SOURCE:
As the BBC put it: “The president came into the debate with a low bar to clear, and he stumbled. He was flat. He was rambling. He was unclear.”

Democrats can comfort themselves by noting that Donald Trump was himself frequently incoherent and always deranged; he refused to condemn the Jan. 6 attack on the U.S. Capitol, claimed liberal doctors are killing newborn babies and — finally forced to answer a question, specifically on climate change — babbled on about the good old days of 2017-2021, when “we had H20” and our environmental “numbers” were the “best ever.” He also used every opportunity to attack asylum seekers and other immigrants as dangerous and less-than-human thugs, despite the fact they are, as a group, less prone to criminality than either Trump, his campaign staff or his radical right supporters.

But liberals are different: Whereas a Republican pundit will tell you Trump’s climate nonsense was in fact the smartest thing they ever heard, Democrats, in general, responded to their guy’s subpar performance with full-on public displays of their neuroses.

YOUR GOAL: Please repeat everything from "Democrats can comfort" down to "radical right supporters." in the debate commentary above, word for word.

DATA:

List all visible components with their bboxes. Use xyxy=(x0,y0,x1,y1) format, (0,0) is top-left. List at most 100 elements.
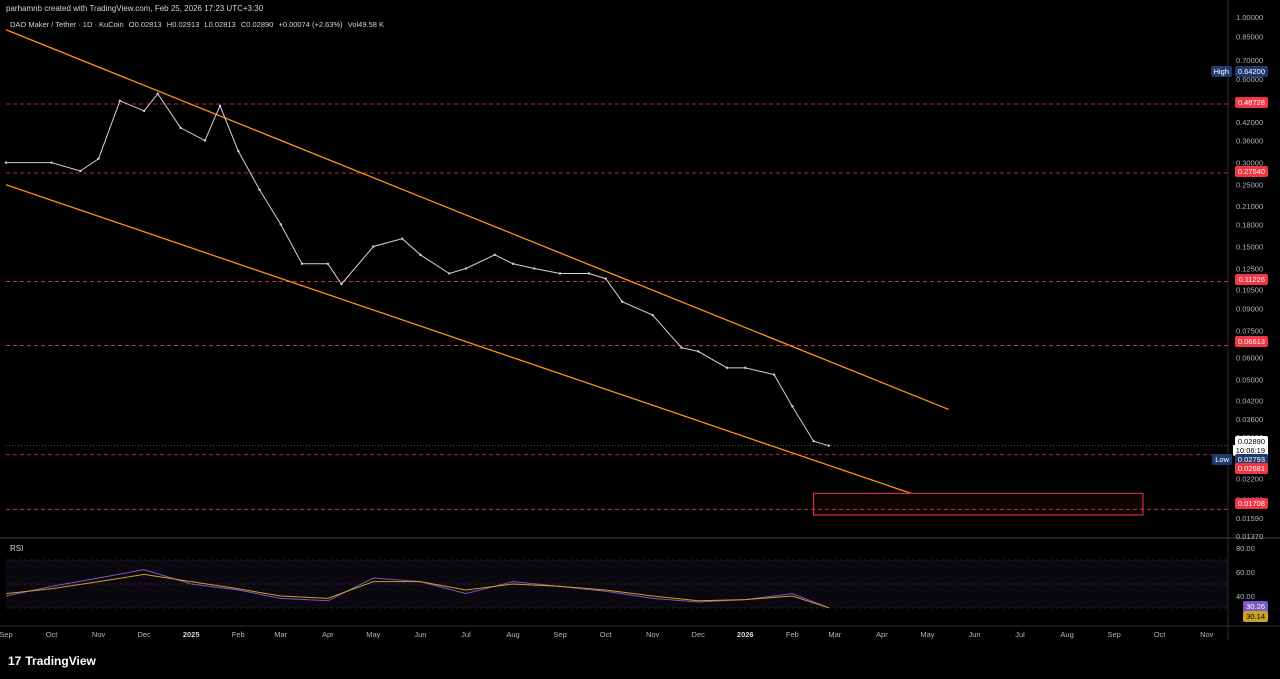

REPLY TO THE EXERCISE:
Democrats can comfort themselves by noting that Donald Trump was himself frequently incoherent and always deranged; he refused to condemn the Jan. 6 attack on the U.S. Capitol, claimed liberal doctors are killing newborn babies and — finally forced to answer a question, specifically on climate change — babbled on about the good old days of 2017-2021, when “we had H20” and our environmental “numbers” were the “best ever.” He also used every opportunity to attack asylum seekers and other immigrants as dangerous and less-than-human thugs, despite the fact they are, as a group, less prone to criminality than either Trump, his campaign staff or his radical right supporters.